In your copy, leave out the pictures; write out all the data exactly.
--- START ---
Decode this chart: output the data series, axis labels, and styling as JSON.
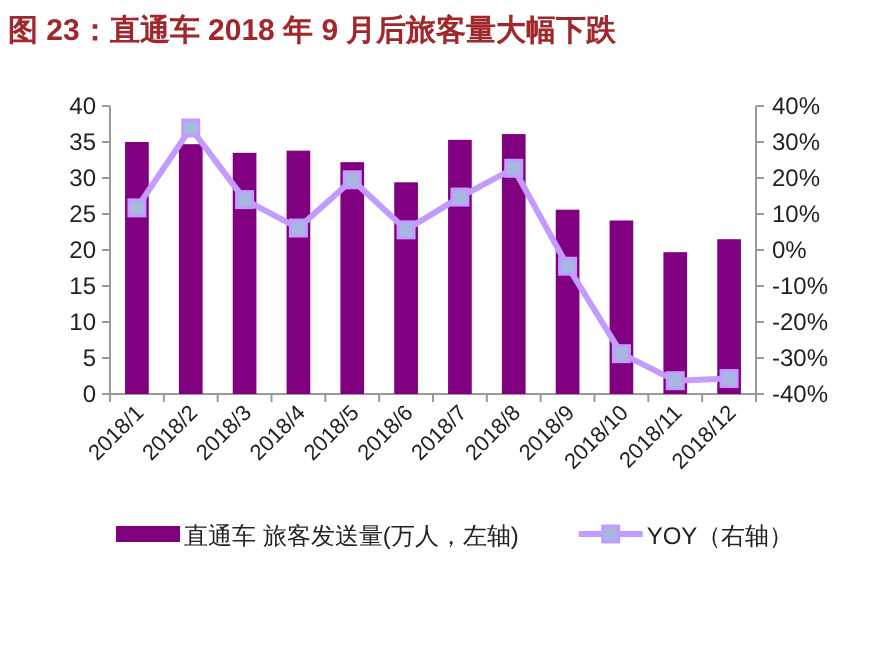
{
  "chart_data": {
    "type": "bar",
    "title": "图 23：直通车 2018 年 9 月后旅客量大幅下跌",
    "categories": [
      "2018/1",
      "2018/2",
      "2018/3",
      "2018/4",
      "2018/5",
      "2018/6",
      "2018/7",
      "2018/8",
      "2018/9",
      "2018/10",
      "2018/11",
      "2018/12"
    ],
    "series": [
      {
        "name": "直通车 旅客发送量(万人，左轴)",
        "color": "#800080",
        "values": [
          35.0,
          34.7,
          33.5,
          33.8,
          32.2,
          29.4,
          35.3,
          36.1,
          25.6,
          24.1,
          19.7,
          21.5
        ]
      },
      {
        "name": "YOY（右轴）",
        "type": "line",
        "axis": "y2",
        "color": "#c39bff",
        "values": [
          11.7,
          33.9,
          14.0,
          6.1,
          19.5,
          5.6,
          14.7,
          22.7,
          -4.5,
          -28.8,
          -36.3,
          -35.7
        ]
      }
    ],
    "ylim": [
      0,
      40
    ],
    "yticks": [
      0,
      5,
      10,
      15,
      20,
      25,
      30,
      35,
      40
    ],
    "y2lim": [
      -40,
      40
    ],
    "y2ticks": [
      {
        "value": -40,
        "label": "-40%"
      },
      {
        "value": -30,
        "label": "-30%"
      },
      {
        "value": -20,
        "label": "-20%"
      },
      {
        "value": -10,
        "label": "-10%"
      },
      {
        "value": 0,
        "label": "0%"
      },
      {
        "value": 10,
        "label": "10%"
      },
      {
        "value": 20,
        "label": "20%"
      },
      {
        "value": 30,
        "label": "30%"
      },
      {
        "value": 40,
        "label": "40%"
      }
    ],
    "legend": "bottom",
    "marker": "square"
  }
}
--- END ---
> **Solution**
Decode this chart: output the data series, axis labels, and styling as JSON.
{
  "chart_data": {
    "type": "bar",
    "title": "图 23：直通车 2018 年 9 月后旅客量大幅下跌",
    "categories": [
      "2018/1",
      "2018/2",
      "2018/3",
      "2018/4",
      "2018/5",
      "2018/6",
      "2018/7",
      "2018/8",
      "2018/9",
      "2018/10",
      "2018/11",
      "2018/12"
    ],
    "series": [
      {
        "name": "直通车 旅客发送量(万人，左轴)",
        "color": "#800080",
        "values": [
          35.0,
          34.7,
          33.5,
          33.8,
          32.2,
          29.4,
          35.3,
          36.1,
          25.6,
          24.1,
          19.7,
          21.5
        ]
      },
      {
        "name": "YOY（右轴）",
        "type": "line",
        "axis": "y2",
        "color": "#c39bff",
        "values": [
          11.7,
          33.9,
          14.0,
          6.1,
          19.5,
          5.6,
          14.7,
          22.7,
          -4.5,
          -28.8,
          -36.3,
          -35.7
        ]
      }
    ],
    "ylim": [
      0,
      40
    ],
    "yticks": [
      0,
      5,
      10,
      15,
      20,
      25,
      30,
      35,
      40
    ],
    "y2lim": [
      -40,
      40
    ],
    "y2ticks": [
      {
        "value": -40,
        "label": "-40%"
      },
      {
        "value": -30,
        "label": "-30%"
      },
      {
        "value": -20,
        "label": "-20%"
      },
      {
        "value": -10,
        "label": "-10%"
      },
      {
        "value": 0,
        "label": "0%"
      },
      {
        "value": 10,
        "label": "10%"
      },
      {
        "value": 20,
        "label": "20%"
      },
      {
        "value": 30,
        "label": "30%"
      },
      {
        "value": 40,
        "label": "40%"
      }
    ],
    "legend": "bottom",
    "marker": "square"
  }
}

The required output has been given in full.